- Problems and tasks
1. In the text on Aunt Ruth's marriage advice, write out the passage from "Many others contributed" up to and including "many other reasons.".
2. According to the text on Aunt Ruth's marriage advice, what did Aunt Ruth want in someone to marry?

- Text passage
START
When I was sixteen, my Aunt Ruth gave me some of the most wonderful advice (solicited) about whom to marry. I remember sitting around the Stuck's breakfast table in Santa Domingo, Ecuador like it was yesterday (I was visiting my wonderful Aunts, Uncles and cousins in Ecuador for six weeks the summer of 1997—they all gave me the trip of a lifetime!). I asked my Aunt what I should look for in someone to marry and she paused for a moment and then answered, "I knew I could live with just about anyone, but I wanted to marry someone who would be kind and loving to our future children." (I'm sure she was more eloquent than I am able to reconstruct years later, but you get the gist!)
Many others contributed wise counsel on the road to marriage, but I never forgot Aunt Ruth's wisdom. It stuck with me.
Now, fast forward to my senior year in college. Aside from the fact that I was physically attracted to a boy named Matt Getz, perhaps the first quality about him that made me stop and think, "Hmm..." was his genuine kindness. I'll save our dating story for another time, but I've never regretted the decision to marry Matt for an instant, for this and many other reasons.
He has not disappointed. :) Today and every day, I'm grateful for a man who loves his son unconditionally; with the perfect balance of gentleness and firmness. I'm thankful for a father for our son who always has time for Jack, holds him, plays with him, introduces him to "good" music (Chris Thile), steps in when Mommy needs a break and often when she doesn't, sacrifices his own time and needs for the sake of his family, makes his son laugh uncontrollably, reads to him, tucks Jack in at nap and night-time, takes him to the park, the zoo, and for walks, takes Jack on grocery runs and errands, goes to doctor visits, gymnastics, makes up dozens of little inside jokes or games to play with Jack just between the two of them, and fosters a loving relationship with his wife (me!).
END
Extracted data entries
START
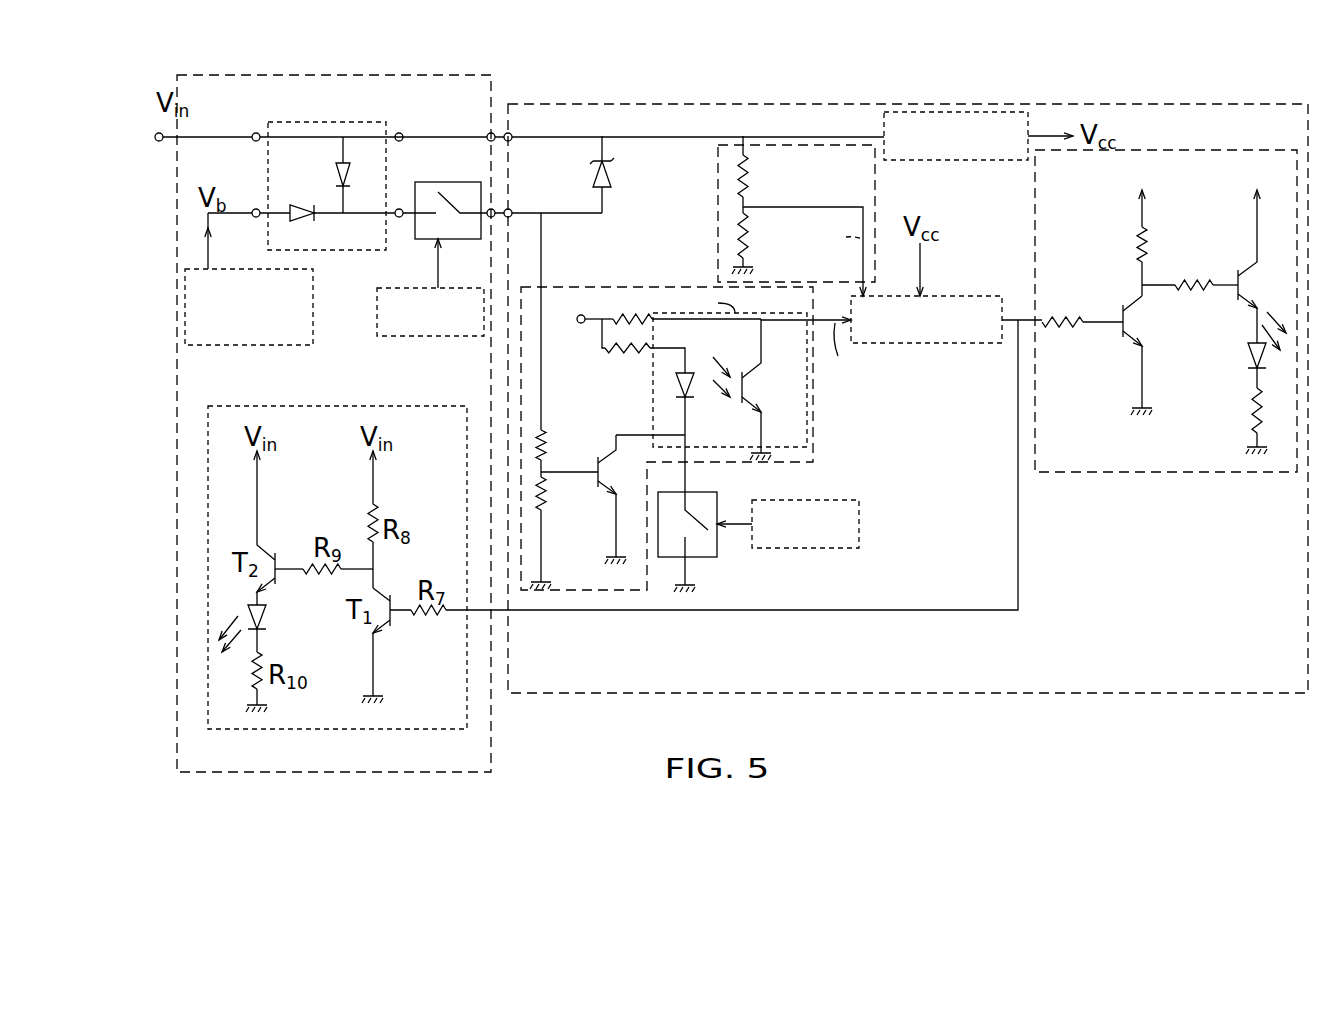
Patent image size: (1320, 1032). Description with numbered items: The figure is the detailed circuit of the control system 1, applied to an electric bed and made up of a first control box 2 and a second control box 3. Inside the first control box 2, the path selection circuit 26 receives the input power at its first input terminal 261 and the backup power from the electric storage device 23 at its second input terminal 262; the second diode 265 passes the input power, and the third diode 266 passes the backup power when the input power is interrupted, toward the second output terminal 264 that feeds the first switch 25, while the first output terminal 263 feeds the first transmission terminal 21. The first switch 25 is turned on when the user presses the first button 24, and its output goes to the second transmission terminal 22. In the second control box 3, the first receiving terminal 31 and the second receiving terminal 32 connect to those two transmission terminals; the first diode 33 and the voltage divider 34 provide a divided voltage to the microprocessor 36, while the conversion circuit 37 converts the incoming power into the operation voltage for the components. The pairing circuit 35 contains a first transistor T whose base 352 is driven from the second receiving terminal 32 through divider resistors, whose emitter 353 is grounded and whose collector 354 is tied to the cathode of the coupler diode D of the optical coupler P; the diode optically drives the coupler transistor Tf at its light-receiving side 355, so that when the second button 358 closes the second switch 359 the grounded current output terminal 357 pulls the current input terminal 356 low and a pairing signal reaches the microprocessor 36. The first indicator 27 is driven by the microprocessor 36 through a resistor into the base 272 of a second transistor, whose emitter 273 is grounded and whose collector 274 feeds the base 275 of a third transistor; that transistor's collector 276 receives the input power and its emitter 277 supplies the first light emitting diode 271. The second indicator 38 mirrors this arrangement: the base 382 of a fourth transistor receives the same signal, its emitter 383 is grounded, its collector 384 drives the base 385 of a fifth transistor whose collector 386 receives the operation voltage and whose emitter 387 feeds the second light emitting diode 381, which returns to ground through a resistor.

The control system 1 is at (1282, 83).
The first control box 2 is at (493, 95).
The second control box 3 is at (745, 103).
The first transmission terminal 21 is at (488, 132).
The second transmission terminal 22 is at (490, 218).
The electric storage device 23 is at (212, 346).
The first button 24 is at (377, 321).
The first switch 25 is at (420, 182).
The path selection circuit 26 is at (350, 251).
The first indicator 27 is at (412, 405).
The first receiving terminal 31 is at (511, 134).
The second receiving terminal 32 is at (511, 211).
The first diode 33 is at (612, 174).
The voltage divider 34 is at (718, 212).
The pairing circuit 35 is at (814, 413).
The microprocessor 36 is at (915, 344).
The conversion circuit 37 is at (957, 161).
The second indicator 38 is at (1147, 473).
The first input terminal 261 is at (255, 133).
The second input terminal 262 is at (255, 218).
The first output terminal 263 is at (401, 133).
The second output terminal 264 is at (400, 218).
The second diode 265 is at (338, 176).
The third diode 266 is at (312, 221).
The first light emitting diode 271 is at (268, 622).
The second control terminal 272 is at (393, 620).
The second current output terminal 273 is at (376, 662).
The second current input terminal 274 is at (375, 571).
The third control terminal 275 is at (283, 560).
The third current input terminal 276 is at (259, 504).
The third current output terminal 277 is at (255, 606).
The first control terminal 352 is at (597, 460).
The first current output terminal 353 is at (614, 527).
The first current input terminal 354 is at (640, 435).
The light receiving portion of phototransistor 355 is at (740, 382).
The current input terminal 356 is at (763, 366).
The current output terminal 357 is at (760, 436).
The second button 358 is at (860, 511).
The second switch 359 is at (718, 549).
The second light emitting diode 381 is at (1240, 362).
The fourth control terminal 382 is at (1108, 323).
The fourth current output terminal 383 is at (1140, 376).
The fourth current input terminal 384 is at (1140, 292).
The fifth control terminal 385 is at (1235, 282).
The fifth current input terminal 386 is at (1255, 240).
The fifth current output terminal 387 is at (1250, 326).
END
- Solutions by task
1.
Many others contributed wise counsel on the road to marriage, but I never forgot Aunt Ruth's wisdom. It stuck with me.
Now, fast forward to my senior year in college. Aside from the fact that I was physically attracted to a boy named Matt Getz, perhaps the first quality about him that made me stop and think, "Hmm..." was his genuine kindness. I'll save our dating story for another time, but I've never regretted the decision to marry Matt for an instant, for this and many other reasons.

2. Someone who would be kind and loving to their future children.